* **Exercise aim**
Copy each line where the word "Integração" occurs.

* **Source material**
* * *
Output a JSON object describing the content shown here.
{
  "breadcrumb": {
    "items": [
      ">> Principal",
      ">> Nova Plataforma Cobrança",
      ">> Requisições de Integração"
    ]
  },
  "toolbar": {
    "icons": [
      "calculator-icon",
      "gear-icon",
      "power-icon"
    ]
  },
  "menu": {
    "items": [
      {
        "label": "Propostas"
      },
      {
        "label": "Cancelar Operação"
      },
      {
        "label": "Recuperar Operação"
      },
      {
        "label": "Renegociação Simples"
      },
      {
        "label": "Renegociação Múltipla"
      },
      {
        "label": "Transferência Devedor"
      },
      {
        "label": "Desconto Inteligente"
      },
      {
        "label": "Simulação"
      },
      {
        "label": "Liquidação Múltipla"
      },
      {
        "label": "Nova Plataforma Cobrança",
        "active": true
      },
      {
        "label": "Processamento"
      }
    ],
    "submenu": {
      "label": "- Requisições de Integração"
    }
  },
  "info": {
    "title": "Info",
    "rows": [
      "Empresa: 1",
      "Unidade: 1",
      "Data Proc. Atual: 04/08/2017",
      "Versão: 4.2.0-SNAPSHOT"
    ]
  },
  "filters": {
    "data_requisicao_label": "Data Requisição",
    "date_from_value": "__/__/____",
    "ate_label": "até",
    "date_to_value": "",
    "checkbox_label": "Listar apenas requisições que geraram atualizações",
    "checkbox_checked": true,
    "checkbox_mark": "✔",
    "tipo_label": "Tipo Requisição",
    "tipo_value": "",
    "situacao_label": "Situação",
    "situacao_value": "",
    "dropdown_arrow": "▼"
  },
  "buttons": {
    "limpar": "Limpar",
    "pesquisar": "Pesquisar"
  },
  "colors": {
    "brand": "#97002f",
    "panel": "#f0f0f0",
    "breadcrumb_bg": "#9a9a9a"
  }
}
* * *
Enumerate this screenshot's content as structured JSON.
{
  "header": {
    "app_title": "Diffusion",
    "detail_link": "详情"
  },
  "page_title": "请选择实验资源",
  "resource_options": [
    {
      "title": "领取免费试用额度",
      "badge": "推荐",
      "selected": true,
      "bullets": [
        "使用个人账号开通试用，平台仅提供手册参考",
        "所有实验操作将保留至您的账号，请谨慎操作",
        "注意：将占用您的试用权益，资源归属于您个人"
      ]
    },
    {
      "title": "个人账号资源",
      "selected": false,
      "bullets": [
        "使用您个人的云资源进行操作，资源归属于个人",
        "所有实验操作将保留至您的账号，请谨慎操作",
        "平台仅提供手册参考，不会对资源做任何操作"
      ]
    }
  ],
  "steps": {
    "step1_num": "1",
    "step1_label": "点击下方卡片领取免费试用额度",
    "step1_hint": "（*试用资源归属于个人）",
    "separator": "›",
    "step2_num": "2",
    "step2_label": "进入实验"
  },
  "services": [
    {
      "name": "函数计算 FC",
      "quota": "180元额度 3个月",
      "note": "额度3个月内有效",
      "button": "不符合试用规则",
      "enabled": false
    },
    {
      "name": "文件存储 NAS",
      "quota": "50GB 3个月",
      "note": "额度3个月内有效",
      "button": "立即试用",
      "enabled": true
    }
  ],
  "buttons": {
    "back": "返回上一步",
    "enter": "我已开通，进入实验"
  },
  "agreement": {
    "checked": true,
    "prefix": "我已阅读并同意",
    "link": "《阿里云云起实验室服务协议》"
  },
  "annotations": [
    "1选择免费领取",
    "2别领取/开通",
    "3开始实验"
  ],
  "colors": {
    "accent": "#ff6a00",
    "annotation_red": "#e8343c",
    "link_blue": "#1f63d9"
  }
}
* * *
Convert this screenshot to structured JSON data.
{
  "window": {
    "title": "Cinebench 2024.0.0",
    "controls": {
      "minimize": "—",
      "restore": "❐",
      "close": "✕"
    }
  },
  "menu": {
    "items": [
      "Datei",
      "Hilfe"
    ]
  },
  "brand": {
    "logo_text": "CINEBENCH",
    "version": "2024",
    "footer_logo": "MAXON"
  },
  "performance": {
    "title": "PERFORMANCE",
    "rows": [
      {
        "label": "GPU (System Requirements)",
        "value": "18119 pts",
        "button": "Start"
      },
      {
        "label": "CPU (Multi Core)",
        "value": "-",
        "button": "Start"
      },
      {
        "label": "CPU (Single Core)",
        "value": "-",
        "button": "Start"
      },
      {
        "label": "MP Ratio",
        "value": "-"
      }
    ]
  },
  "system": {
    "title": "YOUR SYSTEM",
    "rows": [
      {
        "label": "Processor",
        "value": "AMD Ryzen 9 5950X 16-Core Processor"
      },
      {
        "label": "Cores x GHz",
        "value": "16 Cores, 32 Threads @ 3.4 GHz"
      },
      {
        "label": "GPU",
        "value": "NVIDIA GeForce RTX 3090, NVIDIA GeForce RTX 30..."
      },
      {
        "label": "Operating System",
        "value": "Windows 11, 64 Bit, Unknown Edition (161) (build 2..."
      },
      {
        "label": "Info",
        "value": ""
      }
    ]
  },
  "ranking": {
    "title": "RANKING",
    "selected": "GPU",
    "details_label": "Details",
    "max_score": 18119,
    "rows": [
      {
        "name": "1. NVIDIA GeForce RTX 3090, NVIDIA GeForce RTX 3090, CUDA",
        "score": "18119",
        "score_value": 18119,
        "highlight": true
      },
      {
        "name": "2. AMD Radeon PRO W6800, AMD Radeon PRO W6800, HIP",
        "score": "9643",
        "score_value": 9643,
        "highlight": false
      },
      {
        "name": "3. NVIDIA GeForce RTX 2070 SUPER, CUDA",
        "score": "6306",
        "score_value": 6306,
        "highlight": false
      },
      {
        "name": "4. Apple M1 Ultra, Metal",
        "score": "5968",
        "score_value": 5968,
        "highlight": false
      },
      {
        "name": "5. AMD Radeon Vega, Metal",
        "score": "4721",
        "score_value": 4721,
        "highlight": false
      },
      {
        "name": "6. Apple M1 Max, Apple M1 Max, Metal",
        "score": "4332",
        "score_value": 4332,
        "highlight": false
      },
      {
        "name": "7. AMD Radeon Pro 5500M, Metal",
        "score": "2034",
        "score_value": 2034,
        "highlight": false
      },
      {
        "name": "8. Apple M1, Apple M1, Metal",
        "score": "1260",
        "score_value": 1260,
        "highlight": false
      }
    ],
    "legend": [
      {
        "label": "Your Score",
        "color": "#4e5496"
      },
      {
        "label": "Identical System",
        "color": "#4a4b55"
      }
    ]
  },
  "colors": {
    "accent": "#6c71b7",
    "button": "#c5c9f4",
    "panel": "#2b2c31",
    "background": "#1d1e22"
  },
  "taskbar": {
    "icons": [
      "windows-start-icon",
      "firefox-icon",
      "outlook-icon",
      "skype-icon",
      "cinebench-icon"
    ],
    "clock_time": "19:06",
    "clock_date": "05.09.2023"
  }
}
* * *
* **Correct output**
      ">> Requisições de Integração"
      "label": "- Requisições de Integração"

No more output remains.